** What to do **
In the data below, find every line with the string "label" and pull it out.

** Given records **
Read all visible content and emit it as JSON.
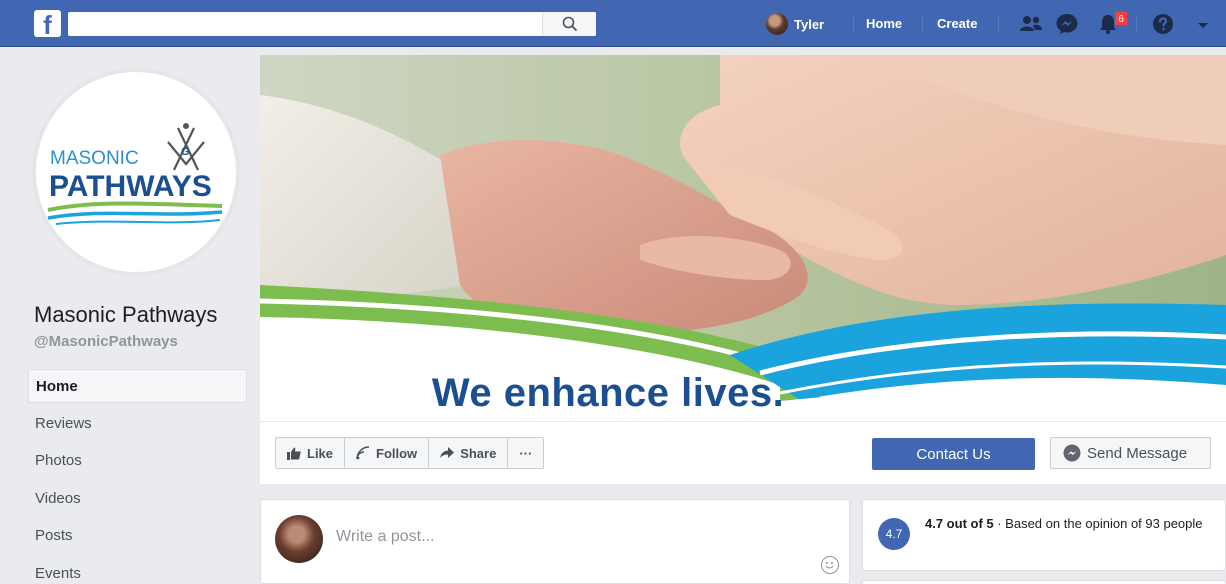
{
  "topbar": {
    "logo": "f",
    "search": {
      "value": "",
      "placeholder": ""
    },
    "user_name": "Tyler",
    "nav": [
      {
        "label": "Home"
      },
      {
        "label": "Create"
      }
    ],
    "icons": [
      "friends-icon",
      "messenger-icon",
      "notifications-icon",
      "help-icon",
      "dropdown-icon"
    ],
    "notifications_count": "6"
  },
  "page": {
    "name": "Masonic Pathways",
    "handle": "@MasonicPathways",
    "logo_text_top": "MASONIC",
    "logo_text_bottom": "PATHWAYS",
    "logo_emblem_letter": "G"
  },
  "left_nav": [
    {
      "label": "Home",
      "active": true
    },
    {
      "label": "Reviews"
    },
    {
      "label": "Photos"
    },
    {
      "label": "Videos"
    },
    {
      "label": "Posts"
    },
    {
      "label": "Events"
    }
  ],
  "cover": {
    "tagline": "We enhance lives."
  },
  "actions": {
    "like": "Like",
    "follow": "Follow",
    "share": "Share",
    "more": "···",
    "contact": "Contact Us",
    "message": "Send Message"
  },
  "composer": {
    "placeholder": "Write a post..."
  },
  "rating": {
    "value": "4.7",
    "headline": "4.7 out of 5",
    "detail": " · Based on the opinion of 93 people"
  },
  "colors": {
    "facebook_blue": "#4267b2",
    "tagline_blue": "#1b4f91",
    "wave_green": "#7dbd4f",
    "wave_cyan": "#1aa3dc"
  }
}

** Answer to the task **
        "label": "Home"
        "label": "Create"
      "label": "Home",
      "label": "Reviews"
      "label": "Photos"
      "label": "Videos"
      "label": "Posts"
      "label": "Events"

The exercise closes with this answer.